Start of Records supplied

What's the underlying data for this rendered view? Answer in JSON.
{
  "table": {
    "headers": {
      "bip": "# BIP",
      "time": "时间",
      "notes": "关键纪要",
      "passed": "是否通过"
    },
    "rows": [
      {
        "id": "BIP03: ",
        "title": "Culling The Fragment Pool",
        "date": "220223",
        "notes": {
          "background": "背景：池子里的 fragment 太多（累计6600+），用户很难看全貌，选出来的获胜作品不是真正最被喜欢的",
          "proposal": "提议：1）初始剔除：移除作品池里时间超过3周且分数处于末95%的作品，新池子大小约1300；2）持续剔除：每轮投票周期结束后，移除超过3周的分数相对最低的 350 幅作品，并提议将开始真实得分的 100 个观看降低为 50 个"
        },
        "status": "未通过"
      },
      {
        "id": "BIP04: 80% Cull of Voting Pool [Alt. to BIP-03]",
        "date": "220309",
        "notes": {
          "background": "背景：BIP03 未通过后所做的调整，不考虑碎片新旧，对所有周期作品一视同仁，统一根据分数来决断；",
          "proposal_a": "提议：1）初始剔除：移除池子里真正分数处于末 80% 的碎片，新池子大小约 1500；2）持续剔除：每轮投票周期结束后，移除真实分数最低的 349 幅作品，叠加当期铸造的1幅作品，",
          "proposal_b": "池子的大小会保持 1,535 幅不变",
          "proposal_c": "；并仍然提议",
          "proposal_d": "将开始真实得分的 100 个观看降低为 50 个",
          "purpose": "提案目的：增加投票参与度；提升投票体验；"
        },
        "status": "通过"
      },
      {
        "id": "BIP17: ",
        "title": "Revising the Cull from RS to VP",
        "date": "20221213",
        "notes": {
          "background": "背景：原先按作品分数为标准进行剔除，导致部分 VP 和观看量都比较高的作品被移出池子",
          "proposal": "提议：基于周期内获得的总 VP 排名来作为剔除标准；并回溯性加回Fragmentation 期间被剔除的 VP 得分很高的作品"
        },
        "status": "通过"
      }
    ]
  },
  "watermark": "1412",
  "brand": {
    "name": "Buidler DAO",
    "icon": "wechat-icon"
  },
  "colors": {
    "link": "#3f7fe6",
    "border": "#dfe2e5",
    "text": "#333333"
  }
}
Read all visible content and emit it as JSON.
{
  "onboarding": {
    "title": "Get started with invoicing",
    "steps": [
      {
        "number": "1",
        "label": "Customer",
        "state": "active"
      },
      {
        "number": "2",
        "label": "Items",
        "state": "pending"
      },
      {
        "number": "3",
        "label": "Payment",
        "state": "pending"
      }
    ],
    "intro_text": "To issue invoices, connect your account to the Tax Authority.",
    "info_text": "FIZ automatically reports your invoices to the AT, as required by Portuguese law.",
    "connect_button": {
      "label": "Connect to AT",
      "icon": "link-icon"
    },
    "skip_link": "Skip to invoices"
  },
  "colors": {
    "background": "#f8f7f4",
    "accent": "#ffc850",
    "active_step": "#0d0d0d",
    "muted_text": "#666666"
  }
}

End of Records supplied

**Job**
From the listing above, pick out each line where the word "label" appears.

**Answer below**
        "label": "Customer",
        "label": "Items",
        "label": "Payment",
      "label": "Connect to AT",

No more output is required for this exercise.